Copy each line exactly.

* **Source material**
__________________________________________________

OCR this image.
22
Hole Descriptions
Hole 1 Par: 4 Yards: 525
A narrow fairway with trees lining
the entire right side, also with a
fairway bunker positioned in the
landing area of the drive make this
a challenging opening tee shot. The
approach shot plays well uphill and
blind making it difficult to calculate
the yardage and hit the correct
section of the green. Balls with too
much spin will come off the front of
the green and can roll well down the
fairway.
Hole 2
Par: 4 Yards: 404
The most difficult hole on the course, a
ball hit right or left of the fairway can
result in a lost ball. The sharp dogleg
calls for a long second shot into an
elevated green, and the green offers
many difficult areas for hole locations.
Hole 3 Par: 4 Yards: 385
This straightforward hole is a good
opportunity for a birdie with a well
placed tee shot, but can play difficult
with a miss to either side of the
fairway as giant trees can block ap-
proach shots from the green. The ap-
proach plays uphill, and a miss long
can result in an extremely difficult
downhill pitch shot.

__________________________________________________

* **Written solution**
OCR this image.
22
Hole Descriptions
Hole 1 Par: 4 Yards: 525
A narrow fairway with trees lining
the entire right side, also with a
fairway bunker positioned in the
landing area of the drive make this
a challenging opening tee shot. The
approach shot plays well uphill and
blind making it difficult to calculate
the yardage and hit the correct
section of the green. Balls with too
much spin will come off the front of
the green and can roll well down the
fairway.
Hole 2
Par: 4 Yards: 404
The most difficult hole on the course, a
ball hit right or left of the fairway can
result in a lost ball. The sharp dogleg
calls for a long second shot into an
elevated green, and the green offers
many difficult areas for hole locations.
Hole 3 Par: 4 Yards: 385
This straightforward hole is a good
opportunity for a birdie with a well
placed tee shot, but can play difficult
with a miss to either side of the
fairway as giant trees can block ap-
proach shots from the green. The ap-
proach plays uphill, and a miss long
can result in an extremely difficult
downhill pitch shot.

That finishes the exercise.